**Excerpt to read**.
>>>

Wednesday, 13 July 2011

Mortality of the nation state and the risks of nuclear proliferation

Don't get me wrong - I strongly in favour of action to prevent the proliferation of nuclear weapons. I have often, however, reflected on the hypocrisy of those states with nuclear weapons acting occasionally, vigorously, to restrict their spread.

"You can trust us" is the implication, we are not crazy like those other states for whom possession of these weapons might prove a risk. "You can't let states that might have crazy leaders get hold of them". "We are rational democratic states, we don't get crazy people in charge, who might start waving them around".

Leaving aside that the logic  of deterrence involves creating the impression that you might be crazy enough to actually use nuclear weapons, their is another critical assumption in the rationale that rarely gets unpacked. Lee Griffith in The War against Terrorism and the Terror of God (Eerdmans, 2002) nails it nicely.
There are no Reichs to last a thousand years, no empires on which the sun  will never set. Like the Soviet Union, like Rome, like Babylon, the United States will surely pass away. Like treasures, nations are consumed by moth and rust (Matthew 6: 19). The life span of nations is much shorter than the half life of most nuclear materials. A failure to acknowledge that the weapons we disperse, and the weapons we possess, will someday be possessed by other hands is simply hubris. (p.82)

Saturday, 9 July 2011

The reality of the Holocaust and the value of human life

Watching from a distance the implosion this week of The News of the World has had the awful appeal of watching a disaster in slow motion. You can see it coming, you know you really have better things to do with your life but the appalling inevitability of events calls for your attention with a degree of hypnotic power.

The entire shenanigans certainly won't do much for the not terribly public regard for the profession of journalism. It so happened that this week I have been reading a selection of the writings of one of those journalists whose contribution reminds us that there are some who stand out through their moral sensibility and their concern with the way language is used. I refer of course to Robert Fisk, in this case to his collection of columns in The Age of the Warrior: Selected Writings.

Throughout Fisk's writings is a concern for care in the use of language and a rooted antipathy to politicians whose misuse of language and unwillingness to go anywhere the truth in their justification of war.

There is a also a deep concern throughout Fisk's journalism that human life should be respected and it was a few lines on this issue that caught my attention. In the course of his discussion of the diary of Klemperer's account of the Holocaust he quotes a comment from Khatami a former president of Iran responding to the current President Ahmadinejab who apparently views the holocaust as myth, who observed that "The death of even one Jew is a crime", While this reply starts with the specific issue of the holocaust of Jews it pushes the moral issue beyond that of the ethnic identity of the victims.

Fisk goes on to observe that "Indeed his words symbolised something more crucial: that the importance and the evil of the Holocaust do not depend on the Jewish identity of the victims. The awesome wickedness of the Holocaust lies in the fact that the victims were human beings just like you and me." (p.143)

Yes indeed, and those who have been the victims of other episodes of attempted genocide have their claim on us because they too were human beings, not because of their ethnic identity.

Friday, 8 July 2011

The tragedy of asylum seekers and other displaced people

I didn't watch the ABC documentary on the Tampa last night because that issue is one of those guaranteed to make me very angry - I feared it would become "a near occasion for sin".

<<<

**What you will do**.
(1) List every post title that appears in the blog excerpt above.
(2) Write a continuation of the blog excerpt that begins right after its final sentence.

**Dataset extract**.

>>>

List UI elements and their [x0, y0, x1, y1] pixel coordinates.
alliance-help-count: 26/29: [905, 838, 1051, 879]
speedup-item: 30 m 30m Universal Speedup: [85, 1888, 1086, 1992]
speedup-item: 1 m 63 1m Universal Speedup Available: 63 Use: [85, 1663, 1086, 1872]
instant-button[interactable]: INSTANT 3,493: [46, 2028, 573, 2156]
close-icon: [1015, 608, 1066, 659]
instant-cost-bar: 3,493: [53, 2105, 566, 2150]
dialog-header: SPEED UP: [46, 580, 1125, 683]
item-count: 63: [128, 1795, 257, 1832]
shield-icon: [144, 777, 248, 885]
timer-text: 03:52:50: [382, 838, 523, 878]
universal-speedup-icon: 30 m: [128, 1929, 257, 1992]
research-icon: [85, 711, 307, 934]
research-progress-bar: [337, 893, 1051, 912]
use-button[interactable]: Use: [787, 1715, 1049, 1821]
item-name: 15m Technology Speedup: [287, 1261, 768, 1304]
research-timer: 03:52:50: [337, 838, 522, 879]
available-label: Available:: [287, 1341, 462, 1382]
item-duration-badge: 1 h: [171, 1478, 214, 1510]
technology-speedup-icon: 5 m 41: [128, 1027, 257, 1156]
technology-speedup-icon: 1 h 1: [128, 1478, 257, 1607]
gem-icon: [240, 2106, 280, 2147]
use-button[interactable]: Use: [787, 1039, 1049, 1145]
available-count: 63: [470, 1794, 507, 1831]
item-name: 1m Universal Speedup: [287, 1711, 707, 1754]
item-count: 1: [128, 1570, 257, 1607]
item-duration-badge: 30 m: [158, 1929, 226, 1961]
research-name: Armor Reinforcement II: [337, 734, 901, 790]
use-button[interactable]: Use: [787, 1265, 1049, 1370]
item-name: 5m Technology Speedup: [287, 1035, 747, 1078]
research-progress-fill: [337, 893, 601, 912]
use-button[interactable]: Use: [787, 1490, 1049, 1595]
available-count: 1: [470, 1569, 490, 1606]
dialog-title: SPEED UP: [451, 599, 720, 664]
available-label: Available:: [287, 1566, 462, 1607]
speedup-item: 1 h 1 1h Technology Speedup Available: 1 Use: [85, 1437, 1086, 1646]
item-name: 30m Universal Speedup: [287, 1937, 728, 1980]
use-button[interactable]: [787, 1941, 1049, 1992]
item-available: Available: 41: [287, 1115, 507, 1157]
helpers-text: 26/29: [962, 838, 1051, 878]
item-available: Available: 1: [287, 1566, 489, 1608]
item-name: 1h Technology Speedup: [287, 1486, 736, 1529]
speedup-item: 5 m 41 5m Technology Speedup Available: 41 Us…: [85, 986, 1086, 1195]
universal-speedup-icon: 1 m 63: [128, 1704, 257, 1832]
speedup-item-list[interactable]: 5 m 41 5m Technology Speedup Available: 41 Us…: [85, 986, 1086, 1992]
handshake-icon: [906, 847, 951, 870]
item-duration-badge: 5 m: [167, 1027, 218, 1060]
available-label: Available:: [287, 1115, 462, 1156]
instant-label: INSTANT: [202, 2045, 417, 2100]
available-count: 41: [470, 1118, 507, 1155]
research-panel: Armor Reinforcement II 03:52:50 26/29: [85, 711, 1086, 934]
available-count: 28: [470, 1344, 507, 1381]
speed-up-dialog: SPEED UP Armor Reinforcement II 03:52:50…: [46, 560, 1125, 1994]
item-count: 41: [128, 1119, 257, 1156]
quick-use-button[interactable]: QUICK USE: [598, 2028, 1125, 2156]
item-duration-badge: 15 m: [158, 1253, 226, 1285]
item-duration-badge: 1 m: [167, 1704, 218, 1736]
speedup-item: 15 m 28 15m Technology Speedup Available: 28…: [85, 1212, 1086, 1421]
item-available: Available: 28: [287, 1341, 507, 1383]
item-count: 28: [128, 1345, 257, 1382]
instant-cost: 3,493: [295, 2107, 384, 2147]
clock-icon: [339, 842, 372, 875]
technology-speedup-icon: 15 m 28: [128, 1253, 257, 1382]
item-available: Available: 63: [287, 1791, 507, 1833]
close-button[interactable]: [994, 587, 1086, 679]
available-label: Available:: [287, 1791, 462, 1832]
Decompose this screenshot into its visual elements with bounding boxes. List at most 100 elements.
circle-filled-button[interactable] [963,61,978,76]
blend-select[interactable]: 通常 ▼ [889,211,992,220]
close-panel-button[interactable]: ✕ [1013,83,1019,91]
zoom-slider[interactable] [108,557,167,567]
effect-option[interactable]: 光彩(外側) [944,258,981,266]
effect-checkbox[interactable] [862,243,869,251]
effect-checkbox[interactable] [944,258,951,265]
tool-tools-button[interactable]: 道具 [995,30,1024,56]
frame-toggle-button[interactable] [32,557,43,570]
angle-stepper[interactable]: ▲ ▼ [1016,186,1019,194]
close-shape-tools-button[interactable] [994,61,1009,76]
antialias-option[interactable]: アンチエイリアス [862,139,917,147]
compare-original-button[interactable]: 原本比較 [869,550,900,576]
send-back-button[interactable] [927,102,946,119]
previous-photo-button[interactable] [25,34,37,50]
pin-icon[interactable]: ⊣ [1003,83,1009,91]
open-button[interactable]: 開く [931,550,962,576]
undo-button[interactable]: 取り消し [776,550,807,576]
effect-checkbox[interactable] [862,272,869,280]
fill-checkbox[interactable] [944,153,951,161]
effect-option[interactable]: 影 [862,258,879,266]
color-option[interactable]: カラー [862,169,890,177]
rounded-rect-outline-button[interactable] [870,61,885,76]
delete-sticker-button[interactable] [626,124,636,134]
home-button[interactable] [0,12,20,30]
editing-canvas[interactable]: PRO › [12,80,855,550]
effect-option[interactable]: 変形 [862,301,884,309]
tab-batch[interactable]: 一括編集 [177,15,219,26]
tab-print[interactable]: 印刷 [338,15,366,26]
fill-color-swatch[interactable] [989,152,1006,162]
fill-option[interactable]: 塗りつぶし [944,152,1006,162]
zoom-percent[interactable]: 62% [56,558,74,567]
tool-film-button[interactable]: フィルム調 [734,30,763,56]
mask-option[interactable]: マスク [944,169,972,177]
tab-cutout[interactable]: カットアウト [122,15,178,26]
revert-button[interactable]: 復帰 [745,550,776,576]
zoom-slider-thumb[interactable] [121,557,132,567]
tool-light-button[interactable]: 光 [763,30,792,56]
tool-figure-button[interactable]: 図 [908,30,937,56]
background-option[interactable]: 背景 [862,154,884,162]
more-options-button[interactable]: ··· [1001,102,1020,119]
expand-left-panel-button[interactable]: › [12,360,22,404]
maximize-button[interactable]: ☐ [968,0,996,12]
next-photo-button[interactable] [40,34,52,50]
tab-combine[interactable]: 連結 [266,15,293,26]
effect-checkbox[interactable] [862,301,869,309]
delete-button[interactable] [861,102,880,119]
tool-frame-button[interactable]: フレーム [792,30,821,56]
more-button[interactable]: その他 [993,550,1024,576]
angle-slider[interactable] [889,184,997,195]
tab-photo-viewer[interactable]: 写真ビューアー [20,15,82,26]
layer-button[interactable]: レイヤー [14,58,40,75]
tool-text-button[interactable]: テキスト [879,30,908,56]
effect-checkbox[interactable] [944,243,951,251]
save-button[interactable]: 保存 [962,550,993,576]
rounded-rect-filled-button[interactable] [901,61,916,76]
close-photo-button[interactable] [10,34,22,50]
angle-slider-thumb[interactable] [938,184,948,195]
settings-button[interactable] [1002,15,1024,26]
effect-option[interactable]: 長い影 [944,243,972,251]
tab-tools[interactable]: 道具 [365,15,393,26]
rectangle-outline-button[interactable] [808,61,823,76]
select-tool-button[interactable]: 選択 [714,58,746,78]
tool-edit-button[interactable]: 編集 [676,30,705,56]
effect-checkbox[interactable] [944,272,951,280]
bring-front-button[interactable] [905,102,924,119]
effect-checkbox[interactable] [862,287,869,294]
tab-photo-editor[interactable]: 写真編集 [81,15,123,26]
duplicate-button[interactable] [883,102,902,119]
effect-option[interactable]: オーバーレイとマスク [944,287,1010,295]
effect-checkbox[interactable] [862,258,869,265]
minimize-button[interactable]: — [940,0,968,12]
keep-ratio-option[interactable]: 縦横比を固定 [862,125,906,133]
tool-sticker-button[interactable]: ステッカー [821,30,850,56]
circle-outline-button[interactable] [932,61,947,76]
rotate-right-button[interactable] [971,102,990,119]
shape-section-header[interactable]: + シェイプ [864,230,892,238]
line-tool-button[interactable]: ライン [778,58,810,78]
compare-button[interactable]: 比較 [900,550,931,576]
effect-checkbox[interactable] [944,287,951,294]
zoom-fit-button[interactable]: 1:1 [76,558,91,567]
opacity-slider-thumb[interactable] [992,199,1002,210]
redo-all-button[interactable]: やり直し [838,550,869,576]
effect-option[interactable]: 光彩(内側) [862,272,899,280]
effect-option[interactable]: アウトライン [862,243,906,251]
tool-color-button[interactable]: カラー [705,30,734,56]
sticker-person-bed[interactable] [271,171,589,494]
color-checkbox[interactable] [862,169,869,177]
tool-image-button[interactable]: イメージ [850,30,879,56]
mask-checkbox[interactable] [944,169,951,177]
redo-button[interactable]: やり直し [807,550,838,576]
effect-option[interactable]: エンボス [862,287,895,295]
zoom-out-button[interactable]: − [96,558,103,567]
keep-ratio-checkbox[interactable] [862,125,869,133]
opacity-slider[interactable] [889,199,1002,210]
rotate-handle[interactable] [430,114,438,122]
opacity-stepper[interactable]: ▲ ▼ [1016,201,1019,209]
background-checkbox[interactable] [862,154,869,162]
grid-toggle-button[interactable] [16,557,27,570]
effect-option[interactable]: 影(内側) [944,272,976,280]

<<<

**Responses per task**.
(1)
- Mortality of the nation state and the risks of nuclear proliferation
- The reality of the Holocaust and the value of human life
- The tragedy of asylum seekers and other displaced people

(2)
However I did find myself drawn into watching some of the Q&A afterwards. As I thought about the way the questions and responses went it occurred to me that the lack of clarity about the numbers of people who are refugees and the different categories of refugee enabled us, as Australians debating the issues to avoid facing some important questions.

No matter how large the numbers of those seeking asylum are on a global scale, they are nowhere near the total number of refugees across the globe. Many are displaced people within their own countries. Many more are displaced people outside the land of their origin who want to go home.

The moral issue of how we deal with asylum seekers and refugees who seek to come to Australia is important. No question but we need some perspective here. The number of people coming via boats is in the order of 2-3,000 per annum at the moment. The number who seek asylum after arriving in Australia by air is around 9,000 per annum. The fear and anger in the Australian community over this number of people coming by boats is out of all proportion to the numbers involved - contra Scott Morrison.

Surveys have shown that most members of the Australian community think the numbers involved are much larger, 100 times larger and neither of the major political parties have seen fit to get out their and educate people about the facts. Instead we have appeals to fear and prejudice and blatant attempts to de-humanise the people involved. Why we are so vulnerable on this point is an issue that needs thought and self critical reflection that will take us beyond simply using labels like xenophobia as David Marr did last night.


Beyond that the focusing on the relatively small group of asylum seekers coming by boat enables us to dodge consideration of the reality of the much larger groups of displaced people in the world and our implication as a nation or as consumers in helping create the situation that led to that displacement.

For example, our involvement in the war in Iraq helped fuel a massive displacement of people both within and outside Iraq. Our ongoing involvement in the war in Afghanistan implicates us not only in the creation of Afghan refugees but also in the flow over effects into Pakistan and the displacement of people within that country.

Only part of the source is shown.